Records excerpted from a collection
• • •

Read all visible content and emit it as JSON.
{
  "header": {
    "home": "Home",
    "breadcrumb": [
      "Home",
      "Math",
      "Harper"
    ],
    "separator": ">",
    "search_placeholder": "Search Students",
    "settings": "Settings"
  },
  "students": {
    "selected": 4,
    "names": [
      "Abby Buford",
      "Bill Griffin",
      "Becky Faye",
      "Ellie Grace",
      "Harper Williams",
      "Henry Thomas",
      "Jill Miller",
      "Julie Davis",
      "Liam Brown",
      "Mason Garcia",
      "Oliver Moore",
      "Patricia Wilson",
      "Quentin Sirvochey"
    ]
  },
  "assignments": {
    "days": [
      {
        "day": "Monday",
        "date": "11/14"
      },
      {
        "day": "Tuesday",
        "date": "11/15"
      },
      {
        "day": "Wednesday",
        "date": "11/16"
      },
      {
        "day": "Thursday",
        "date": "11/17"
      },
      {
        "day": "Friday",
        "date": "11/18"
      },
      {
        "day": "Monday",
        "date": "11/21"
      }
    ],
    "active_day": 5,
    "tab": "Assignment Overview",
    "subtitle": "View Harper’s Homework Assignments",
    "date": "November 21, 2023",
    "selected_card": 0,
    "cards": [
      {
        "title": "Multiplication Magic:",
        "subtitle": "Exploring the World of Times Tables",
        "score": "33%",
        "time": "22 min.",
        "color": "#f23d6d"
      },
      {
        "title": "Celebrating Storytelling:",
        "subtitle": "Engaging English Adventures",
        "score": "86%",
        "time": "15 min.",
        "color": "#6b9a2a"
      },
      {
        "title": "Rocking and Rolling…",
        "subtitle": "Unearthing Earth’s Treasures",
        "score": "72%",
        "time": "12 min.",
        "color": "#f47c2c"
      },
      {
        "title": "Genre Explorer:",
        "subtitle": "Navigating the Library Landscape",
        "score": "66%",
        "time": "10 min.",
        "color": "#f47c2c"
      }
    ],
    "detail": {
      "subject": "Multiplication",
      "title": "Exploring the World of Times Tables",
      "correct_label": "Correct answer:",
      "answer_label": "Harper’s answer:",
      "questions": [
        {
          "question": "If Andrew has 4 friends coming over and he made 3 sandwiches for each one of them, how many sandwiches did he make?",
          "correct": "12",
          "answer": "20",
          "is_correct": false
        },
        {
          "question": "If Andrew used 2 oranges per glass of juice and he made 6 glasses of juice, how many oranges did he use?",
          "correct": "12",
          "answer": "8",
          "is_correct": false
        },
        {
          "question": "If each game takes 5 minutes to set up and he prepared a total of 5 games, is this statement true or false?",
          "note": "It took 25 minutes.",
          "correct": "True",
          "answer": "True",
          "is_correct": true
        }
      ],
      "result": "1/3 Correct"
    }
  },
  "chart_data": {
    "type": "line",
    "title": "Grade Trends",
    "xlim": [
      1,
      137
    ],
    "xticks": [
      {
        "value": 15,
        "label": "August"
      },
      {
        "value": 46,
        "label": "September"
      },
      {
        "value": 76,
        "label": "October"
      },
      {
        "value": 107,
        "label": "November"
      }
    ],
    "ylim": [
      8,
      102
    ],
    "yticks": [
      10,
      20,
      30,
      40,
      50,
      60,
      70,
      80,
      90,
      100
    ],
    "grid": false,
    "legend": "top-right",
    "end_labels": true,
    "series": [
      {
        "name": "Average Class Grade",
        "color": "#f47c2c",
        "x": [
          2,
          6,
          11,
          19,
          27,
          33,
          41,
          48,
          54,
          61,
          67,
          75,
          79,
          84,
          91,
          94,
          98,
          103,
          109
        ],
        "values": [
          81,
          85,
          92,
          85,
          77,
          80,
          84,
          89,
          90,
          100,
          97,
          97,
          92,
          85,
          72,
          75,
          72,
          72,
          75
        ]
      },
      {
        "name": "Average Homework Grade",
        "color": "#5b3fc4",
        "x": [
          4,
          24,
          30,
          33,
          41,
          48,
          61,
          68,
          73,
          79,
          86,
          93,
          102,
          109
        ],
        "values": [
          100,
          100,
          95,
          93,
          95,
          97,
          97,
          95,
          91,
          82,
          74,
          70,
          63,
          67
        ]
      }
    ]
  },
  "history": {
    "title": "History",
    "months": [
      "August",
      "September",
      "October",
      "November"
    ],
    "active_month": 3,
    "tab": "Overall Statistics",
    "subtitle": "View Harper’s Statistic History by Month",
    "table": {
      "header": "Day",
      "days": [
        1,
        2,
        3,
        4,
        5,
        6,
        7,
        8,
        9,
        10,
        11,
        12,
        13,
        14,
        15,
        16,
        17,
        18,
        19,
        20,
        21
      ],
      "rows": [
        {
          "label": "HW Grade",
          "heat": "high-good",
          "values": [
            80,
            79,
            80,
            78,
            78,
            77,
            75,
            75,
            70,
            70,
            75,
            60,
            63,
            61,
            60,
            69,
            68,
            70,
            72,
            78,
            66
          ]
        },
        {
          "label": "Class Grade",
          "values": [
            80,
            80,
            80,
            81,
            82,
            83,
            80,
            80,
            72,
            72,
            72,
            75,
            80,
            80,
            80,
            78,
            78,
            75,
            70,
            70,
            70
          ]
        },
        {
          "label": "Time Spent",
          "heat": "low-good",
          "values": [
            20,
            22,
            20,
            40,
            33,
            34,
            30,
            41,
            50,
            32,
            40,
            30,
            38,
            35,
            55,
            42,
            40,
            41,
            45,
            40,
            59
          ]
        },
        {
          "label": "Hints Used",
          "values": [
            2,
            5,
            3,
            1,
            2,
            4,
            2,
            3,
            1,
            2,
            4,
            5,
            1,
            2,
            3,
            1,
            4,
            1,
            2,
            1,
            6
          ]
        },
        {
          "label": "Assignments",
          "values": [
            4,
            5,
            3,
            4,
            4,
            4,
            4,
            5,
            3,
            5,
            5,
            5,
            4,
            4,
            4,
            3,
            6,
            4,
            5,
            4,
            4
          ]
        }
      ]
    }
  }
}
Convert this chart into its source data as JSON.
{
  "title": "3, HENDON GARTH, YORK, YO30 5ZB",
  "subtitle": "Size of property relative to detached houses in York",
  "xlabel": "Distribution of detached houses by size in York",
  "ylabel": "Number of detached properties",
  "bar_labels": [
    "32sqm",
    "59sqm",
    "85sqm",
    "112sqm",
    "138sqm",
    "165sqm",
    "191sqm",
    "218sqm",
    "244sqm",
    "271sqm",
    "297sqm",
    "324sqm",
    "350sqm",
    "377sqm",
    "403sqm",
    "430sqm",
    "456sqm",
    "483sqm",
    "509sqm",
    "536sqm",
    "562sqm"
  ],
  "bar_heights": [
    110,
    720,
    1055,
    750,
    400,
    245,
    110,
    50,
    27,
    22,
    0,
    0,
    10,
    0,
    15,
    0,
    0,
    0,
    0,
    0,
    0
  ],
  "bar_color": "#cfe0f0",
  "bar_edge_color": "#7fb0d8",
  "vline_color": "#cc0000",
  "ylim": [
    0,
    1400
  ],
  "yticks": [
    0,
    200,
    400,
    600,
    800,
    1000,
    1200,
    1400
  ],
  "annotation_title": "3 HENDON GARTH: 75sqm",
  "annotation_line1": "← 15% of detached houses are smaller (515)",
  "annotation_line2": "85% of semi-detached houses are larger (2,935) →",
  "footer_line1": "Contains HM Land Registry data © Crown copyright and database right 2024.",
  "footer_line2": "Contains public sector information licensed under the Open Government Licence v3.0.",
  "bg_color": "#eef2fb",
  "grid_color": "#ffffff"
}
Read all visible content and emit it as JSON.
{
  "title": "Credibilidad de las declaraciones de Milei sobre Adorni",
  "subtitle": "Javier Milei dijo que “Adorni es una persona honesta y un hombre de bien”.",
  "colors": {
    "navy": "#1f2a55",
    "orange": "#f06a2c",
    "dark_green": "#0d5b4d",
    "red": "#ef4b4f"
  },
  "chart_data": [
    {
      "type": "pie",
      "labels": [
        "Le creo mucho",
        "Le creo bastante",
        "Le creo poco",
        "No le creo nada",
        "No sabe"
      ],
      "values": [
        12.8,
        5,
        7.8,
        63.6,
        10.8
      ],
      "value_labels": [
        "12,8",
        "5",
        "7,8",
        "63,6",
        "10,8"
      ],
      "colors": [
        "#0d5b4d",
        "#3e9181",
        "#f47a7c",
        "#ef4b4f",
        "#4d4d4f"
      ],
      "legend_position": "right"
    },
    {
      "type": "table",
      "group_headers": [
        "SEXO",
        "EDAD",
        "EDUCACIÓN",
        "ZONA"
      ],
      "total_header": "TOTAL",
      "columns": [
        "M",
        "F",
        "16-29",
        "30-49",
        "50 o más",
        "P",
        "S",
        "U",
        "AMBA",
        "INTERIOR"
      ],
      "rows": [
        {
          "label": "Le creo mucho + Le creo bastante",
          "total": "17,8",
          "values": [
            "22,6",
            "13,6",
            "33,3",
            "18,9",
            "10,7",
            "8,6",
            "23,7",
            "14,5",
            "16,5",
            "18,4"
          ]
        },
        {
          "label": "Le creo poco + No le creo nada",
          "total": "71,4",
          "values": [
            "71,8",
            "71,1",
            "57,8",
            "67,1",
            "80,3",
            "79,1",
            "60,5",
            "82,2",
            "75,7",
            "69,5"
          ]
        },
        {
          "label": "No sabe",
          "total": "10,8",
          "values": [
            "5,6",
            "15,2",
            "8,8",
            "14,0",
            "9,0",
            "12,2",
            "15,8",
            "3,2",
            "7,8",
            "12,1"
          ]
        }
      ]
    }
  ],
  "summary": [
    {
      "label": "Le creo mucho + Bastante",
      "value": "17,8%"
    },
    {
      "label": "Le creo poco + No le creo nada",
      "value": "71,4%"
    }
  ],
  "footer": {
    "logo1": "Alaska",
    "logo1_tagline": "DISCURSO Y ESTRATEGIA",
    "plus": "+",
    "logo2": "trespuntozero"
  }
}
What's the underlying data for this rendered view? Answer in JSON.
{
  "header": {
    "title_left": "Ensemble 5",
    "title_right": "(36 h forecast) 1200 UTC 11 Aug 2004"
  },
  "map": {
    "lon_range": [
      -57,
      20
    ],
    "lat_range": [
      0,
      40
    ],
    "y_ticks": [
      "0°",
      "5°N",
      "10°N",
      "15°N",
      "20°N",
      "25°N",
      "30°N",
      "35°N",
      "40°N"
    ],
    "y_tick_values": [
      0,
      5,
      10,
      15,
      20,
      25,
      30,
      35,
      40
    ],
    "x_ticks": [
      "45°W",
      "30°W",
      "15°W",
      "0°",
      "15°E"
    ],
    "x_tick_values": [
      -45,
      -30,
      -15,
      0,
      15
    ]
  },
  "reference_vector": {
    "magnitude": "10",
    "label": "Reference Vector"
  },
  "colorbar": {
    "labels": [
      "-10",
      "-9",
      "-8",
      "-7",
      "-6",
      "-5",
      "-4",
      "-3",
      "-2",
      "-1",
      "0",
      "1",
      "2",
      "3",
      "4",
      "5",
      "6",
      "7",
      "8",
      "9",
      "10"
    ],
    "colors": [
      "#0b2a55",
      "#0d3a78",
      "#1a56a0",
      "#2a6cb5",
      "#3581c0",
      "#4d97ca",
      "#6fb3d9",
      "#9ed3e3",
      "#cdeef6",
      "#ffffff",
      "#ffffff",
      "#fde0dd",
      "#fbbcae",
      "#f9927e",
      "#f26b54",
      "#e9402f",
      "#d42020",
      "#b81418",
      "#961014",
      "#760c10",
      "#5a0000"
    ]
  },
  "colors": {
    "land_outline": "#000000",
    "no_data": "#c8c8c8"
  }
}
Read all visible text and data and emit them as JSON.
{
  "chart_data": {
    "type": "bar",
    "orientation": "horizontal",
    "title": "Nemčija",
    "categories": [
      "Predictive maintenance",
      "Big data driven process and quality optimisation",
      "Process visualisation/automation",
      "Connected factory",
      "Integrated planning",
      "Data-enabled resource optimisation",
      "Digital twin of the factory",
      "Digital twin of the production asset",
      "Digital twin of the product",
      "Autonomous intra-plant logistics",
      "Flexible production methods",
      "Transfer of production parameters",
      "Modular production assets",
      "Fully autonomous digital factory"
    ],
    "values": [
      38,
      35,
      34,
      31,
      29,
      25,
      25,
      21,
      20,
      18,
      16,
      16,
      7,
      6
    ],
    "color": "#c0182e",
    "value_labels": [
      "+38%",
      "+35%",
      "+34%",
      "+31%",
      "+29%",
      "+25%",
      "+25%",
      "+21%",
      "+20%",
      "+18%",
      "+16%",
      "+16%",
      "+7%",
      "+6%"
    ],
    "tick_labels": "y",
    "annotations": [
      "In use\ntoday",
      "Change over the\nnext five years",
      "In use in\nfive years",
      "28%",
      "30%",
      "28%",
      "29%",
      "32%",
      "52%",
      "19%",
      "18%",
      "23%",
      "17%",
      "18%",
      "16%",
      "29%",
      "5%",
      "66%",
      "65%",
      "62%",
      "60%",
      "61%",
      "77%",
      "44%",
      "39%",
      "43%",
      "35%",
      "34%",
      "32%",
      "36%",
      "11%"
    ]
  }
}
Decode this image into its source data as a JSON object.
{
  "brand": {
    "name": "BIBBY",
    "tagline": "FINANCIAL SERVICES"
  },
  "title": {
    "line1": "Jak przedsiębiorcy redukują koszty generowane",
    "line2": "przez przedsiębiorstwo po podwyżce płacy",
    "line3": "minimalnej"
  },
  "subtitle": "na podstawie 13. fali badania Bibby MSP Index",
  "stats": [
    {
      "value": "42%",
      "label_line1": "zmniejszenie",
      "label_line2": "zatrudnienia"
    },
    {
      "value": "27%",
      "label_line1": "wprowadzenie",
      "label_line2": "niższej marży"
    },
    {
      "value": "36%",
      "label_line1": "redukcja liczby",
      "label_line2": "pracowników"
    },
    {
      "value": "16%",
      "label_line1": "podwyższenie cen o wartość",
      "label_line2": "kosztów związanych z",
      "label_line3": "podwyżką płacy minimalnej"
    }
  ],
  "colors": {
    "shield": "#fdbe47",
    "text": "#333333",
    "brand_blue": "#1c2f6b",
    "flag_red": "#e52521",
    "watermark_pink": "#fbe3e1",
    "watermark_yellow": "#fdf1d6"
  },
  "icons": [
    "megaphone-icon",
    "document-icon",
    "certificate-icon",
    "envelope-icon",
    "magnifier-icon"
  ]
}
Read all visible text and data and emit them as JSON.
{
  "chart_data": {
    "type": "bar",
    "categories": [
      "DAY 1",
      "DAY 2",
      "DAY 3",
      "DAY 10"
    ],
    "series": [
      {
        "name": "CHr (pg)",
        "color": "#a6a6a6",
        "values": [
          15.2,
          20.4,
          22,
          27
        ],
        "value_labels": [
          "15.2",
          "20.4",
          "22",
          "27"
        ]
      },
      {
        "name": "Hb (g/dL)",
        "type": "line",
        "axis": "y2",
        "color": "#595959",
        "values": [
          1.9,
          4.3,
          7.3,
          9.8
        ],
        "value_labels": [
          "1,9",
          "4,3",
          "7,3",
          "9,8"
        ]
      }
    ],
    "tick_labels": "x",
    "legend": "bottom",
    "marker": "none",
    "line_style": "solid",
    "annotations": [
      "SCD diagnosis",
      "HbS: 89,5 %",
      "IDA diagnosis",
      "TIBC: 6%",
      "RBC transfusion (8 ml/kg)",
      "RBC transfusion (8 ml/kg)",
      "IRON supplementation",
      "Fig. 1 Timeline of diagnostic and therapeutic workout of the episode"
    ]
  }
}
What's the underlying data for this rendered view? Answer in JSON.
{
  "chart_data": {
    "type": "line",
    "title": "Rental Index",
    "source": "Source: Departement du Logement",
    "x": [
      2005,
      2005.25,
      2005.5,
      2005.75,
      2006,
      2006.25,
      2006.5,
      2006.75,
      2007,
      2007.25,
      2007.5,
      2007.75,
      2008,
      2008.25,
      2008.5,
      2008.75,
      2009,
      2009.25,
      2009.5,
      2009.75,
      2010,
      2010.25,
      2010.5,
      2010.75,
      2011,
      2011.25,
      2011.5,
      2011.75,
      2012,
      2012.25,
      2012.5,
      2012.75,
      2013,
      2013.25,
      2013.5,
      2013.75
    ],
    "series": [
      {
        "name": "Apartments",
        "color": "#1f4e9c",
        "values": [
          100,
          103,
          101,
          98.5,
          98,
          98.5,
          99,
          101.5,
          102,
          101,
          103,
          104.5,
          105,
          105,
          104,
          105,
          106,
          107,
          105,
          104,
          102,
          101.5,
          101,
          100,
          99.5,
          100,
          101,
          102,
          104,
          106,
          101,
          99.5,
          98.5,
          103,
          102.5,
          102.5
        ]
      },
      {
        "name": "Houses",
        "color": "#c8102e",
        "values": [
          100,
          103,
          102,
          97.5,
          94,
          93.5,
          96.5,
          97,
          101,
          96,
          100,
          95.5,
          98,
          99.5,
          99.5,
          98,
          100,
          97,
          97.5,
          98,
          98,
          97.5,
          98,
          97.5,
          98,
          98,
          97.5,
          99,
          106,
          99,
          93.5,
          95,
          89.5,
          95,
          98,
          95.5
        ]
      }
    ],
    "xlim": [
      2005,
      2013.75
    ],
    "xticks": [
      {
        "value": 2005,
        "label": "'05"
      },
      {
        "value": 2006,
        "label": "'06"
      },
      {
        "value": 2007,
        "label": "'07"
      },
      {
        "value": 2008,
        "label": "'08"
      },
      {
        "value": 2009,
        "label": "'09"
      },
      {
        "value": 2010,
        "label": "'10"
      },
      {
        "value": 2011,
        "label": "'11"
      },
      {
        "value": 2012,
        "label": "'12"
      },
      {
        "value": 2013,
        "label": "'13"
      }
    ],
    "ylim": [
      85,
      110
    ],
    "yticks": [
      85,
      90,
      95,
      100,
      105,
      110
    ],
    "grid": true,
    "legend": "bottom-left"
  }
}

• • •

AIM OF THE TASK. Identify all lines in the records above with the word "subtitle".

FINISHED EXERCISE.
    "subtitle": "View Harper’s Homework Assignments",
        "subtitle": "Exploring the World of Times Tables",
        "subtitle": "Engaging English Adventures",
        "subtitle": "Unearthing Earth’s Treasures",
        "subtitle": "Navigating the Library Landscape",
    "subtitle": "View Harper’s Statistic History by Month",
  "subtitle": "Size of property relative to detached houses in York",
  "subtitle": "Javier Milei dijo que “Adorni es una persona honesta y un hombre de bien”.",
  "subtitle": "na podstawie 13. fali badania Bibby MSP Index",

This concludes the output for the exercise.